◆ **Instructions to follow**
Copy every line in which the string "this" occurs.

◆ **Listed records**
# # # # #

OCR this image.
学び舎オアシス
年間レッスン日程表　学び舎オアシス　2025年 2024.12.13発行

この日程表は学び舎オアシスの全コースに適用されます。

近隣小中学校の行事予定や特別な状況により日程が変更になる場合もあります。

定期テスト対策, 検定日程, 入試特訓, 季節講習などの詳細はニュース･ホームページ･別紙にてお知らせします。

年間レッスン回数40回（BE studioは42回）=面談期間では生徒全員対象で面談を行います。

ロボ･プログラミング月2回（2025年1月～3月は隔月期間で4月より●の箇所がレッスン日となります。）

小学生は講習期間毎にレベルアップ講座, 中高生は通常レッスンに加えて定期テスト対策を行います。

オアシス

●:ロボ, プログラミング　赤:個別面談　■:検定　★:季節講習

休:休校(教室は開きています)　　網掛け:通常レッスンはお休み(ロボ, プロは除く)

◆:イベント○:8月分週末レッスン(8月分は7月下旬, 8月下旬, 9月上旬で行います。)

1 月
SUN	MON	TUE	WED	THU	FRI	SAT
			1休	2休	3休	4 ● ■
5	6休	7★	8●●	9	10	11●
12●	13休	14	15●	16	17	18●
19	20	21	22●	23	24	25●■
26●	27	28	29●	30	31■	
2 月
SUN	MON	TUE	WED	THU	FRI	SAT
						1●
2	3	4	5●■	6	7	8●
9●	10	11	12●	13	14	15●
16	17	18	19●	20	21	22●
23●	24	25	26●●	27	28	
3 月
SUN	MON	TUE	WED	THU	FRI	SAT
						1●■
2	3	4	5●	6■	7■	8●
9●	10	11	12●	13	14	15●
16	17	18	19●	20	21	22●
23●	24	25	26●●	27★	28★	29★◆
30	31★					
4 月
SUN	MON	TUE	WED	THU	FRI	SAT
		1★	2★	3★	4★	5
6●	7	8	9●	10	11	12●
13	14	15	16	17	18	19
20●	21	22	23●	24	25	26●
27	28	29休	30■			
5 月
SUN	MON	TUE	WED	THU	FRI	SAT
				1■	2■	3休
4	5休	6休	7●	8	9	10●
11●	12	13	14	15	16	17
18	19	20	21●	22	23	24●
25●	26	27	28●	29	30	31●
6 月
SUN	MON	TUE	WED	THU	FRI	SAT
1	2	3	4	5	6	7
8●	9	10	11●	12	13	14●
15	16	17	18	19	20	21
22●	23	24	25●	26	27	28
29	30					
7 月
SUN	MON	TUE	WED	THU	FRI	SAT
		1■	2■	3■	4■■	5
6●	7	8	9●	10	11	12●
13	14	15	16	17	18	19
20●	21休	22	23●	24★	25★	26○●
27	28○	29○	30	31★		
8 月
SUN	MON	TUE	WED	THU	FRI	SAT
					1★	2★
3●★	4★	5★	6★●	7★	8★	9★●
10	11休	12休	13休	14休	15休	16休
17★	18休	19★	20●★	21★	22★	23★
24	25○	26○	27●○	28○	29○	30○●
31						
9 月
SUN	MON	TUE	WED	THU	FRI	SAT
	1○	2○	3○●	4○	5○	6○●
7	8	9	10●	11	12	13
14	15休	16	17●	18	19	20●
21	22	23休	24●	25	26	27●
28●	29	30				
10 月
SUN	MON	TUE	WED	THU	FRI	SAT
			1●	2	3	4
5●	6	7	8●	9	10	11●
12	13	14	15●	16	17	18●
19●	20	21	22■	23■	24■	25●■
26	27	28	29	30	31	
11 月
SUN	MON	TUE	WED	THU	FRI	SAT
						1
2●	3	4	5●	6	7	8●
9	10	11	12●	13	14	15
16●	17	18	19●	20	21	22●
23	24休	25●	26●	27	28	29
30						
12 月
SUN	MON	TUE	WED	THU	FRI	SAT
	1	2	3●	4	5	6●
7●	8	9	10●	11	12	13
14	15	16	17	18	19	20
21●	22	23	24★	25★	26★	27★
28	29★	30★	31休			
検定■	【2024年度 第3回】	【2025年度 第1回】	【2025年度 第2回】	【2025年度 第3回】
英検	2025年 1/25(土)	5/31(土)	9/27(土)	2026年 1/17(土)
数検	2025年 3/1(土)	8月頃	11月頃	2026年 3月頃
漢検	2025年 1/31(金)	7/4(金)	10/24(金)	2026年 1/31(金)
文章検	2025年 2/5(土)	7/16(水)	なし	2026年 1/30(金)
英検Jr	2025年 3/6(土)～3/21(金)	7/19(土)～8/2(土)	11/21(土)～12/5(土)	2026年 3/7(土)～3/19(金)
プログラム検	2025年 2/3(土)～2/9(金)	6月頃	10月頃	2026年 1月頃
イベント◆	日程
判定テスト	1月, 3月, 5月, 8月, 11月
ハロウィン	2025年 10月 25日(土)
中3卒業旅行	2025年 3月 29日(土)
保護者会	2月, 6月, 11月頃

# # # # #

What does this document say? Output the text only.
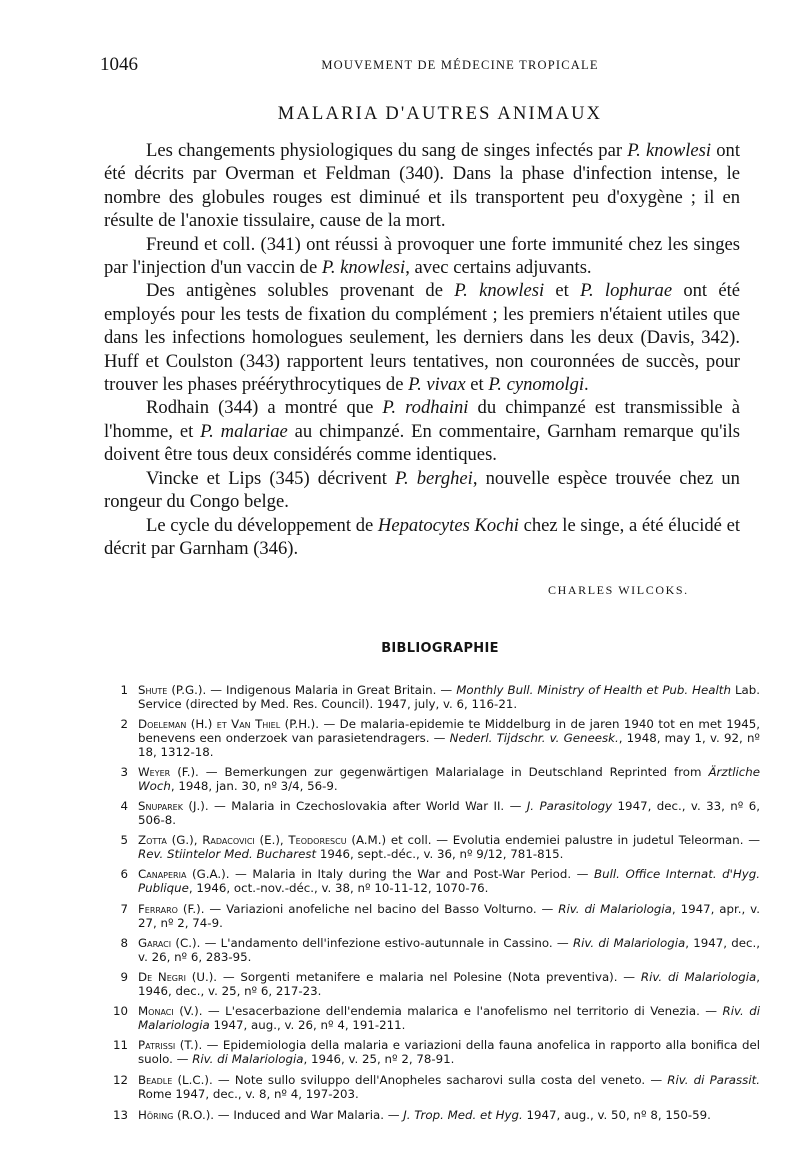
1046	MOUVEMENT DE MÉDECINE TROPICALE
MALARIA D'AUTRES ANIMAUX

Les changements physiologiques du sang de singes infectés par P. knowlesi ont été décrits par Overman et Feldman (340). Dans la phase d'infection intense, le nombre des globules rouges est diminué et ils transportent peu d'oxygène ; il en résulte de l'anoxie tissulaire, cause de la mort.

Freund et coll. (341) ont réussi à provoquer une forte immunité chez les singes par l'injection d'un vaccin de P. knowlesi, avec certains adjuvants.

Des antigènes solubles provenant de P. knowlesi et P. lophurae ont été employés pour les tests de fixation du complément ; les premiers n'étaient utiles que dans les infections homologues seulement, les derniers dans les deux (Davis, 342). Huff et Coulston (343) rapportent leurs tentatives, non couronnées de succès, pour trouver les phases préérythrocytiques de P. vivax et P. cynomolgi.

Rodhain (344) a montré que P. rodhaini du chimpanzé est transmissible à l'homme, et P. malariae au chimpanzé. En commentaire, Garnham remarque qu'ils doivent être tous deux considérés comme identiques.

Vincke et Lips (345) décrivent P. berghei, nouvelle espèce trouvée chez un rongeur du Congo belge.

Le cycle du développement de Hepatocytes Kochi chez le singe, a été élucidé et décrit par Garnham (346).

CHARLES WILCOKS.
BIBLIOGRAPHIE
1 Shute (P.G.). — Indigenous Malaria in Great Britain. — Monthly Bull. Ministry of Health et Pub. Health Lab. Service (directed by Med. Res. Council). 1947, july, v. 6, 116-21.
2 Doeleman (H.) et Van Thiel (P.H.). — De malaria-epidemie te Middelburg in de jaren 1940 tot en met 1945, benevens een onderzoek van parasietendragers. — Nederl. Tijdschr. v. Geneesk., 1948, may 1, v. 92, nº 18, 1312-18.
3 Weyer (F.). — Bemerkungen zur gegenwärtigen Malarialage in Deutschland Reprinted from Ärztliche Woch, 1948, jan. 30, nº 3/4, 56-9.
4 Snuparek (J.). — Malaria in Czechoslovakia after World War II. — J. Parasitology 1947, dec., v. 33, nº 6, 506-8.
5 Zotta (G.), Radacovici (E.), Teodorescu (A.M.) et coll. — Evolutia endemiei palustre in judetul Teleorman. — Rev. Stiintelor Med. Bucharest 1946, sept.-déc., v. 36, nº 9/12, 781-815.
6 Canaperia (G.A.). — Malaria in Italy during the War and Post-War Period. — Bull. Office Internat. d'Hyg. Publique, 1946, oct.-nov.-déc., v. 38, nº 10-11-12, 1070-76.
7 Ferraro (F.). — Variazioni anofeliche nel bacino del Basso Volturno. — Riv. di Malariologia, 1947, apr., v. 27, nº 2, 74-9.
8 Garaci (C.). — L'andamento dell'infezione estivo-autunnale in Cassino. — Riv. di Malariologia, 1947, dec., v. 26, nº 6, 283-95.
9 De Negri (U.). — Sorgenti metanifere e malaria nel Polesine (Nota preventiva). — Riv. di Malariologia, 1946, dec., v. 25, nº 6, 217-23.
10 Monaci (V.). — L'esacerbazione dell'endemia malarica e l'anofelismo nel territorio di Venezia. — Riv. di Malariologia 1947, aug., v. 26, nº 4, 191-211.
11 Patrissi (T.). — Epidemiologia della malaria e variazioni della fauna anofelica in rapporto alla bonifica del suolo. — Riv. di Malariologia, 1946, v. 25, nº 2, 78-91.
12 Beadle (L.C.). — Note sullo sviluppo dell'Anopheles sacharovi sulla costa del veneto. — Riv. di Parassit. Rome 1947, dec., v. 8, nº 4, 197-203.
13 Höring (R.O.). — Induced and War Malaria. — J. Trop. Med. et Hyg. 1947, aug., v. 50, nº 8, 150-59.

# # # # #

◆ **Response below**
OCR this image.
What does this document say? Output the text only.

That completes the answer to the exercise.